TASK REQUIREMENTS ▸
Copy every line that contains the string "recent" from the entries below.

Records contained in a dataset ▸
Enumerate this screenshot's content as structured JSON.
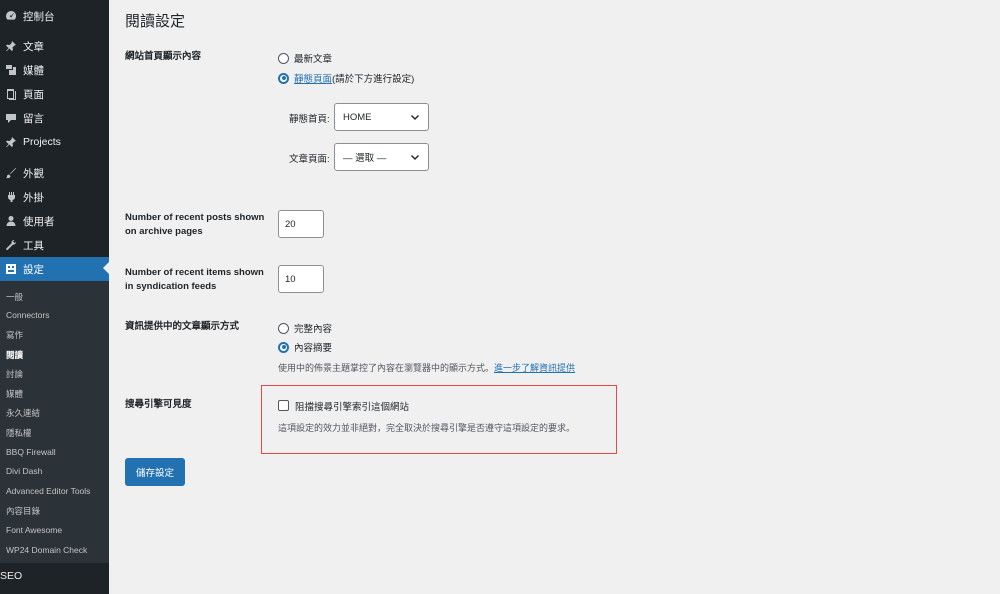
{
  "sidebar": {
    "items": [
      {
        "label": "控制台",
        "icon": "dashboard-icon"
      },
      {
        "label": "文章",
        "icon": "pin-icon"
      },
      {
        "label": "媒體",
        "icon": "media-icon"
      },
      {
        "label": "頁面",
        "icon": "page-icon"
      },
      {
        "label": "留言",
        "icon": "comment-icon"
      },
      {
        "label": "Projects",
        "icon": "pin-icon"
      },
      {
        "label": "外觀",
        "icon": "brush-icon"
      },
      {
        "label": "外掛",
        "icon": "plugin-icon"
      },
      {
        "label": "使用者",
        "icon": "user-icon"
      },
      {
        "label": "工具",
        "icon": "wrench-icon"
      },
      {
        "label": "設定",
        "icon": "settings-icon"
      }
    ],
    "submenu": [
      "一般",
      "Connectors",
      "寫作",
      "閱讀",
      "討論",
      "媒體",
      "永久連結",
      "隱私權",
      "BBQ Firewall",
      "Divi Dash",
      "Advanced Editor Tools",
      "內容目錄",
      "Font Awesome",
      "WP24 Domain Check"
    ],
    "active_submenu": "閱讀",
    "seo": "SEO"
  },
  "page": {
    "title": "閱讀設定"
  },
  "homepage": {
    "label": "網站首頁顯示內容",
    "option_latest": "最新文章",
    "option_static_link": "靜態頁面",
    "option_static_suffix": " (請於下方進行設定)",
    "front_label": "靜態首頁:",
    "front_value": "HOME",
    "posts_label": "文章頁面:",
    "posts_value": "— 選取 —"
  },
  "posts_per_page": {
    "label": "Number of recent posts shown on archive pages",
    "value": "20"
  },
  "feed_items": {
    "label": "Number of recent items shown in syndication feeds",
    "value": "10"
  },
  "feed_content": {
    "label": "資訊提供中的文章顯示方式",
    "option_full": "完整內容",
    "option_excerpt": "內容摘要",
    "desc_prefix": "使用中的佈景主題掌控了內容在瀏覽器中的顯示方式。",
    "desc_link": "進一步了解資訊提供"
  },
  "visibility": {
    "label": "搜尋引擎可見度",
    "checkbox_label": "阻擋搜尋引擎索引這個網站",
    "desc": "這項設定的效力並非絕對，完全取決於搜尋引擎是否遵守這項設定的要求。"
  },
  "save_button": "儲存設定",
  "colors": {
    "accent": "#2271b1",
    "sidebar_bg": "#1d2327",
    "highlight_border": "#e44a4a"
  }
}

---

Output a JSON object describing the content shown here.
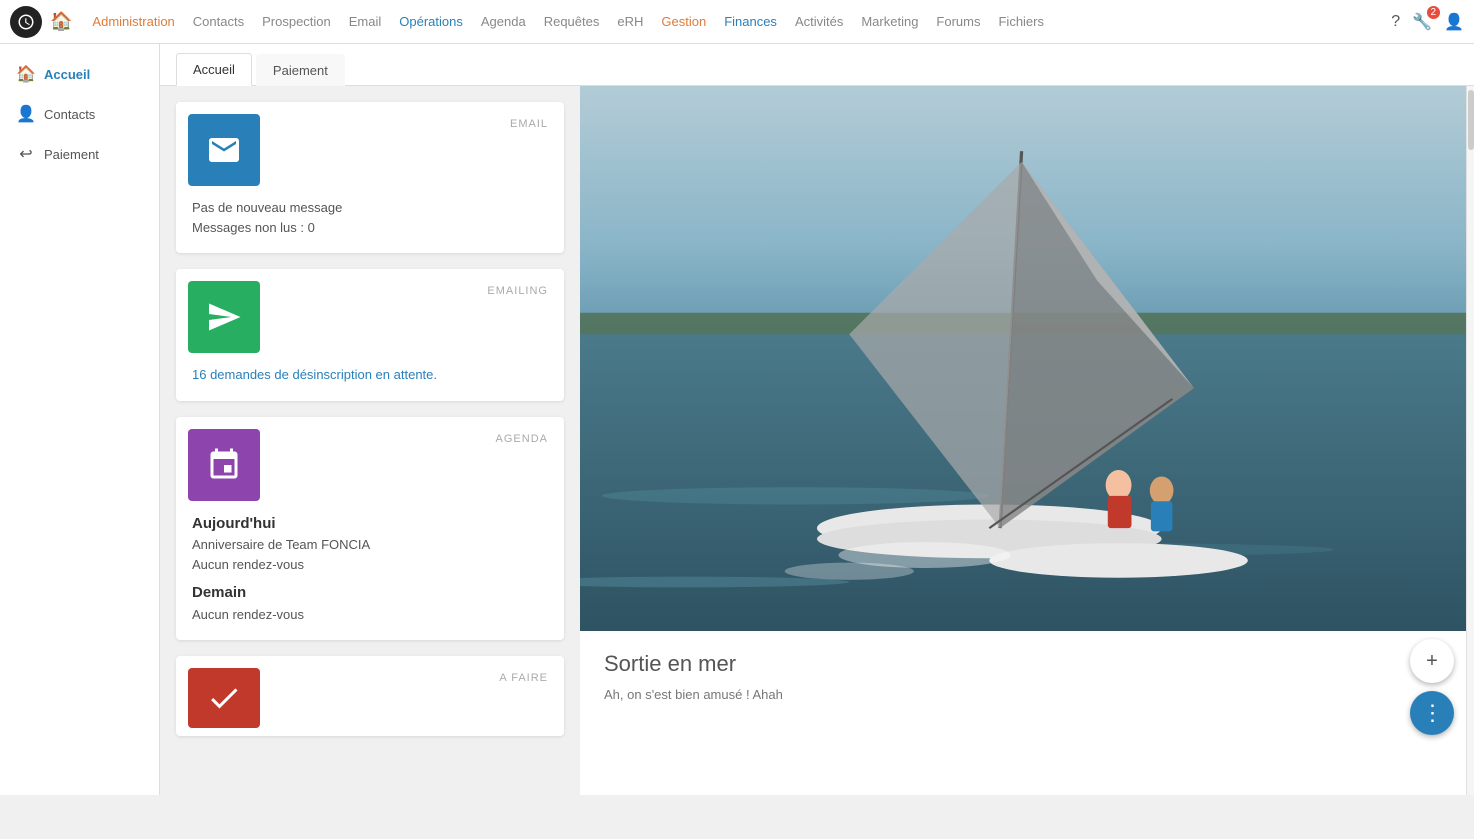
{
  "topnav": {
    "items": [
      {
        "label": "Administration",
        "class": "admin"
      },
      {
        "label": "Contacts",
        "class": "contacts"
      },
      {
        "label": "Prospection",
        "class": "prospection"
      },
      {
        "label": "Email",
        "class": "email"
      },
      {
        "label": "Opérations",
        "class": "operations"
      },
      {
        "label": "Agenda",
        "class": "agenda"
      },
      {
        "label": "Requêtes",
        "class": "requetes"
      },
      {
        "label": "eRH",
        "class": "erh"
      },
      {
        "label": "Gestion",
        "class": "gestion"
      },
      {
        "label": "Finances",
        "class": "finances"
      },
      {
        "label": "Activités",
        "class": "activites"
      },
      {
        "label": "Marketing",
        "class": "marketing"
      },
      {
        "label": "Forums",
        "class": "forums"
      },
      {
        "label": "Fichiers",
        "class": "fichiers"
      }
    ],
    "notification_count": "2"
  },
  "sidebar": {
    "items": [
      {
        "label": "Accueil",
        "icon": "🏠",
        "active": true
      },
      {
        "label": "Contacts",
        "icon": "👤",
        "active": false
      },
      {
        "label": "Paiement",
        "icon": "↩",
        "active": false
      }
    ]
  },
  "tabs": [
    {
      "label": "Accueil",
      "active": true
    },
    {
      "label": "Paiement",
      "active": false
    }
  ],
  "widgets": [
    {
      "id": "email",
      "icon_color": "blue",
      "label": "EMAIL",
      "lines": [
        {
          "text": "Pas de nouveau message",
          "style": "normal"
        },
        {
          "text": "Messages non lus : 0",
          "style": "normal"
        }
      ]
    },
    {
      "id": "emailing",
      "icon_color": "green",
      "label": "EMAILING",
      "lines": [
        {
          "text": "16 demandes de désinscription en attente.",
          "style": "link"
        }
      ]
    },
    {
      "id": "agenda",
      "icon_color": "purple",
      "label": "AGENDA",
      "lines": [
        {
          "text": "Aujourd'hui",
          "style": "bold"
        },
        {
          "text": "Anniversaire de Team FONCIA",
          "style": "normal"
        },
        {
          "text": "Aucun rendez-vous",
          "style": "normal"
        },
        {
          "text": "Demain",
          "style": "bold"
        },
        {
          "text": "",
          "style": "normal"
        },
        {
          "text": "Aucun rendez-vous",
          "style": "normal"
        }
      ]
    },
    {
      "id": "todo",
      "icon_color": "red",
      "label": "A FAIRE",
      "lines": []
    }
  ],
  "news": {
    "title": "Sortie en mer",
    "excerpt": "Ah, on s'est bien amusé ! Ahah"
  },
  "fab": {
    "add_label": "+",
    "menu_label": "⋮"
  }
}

ANSWER IN FULL ▸
    "label": "Number of recent posts shown on archive pages",
    "label": "Number of recent items shown in syndication feeds",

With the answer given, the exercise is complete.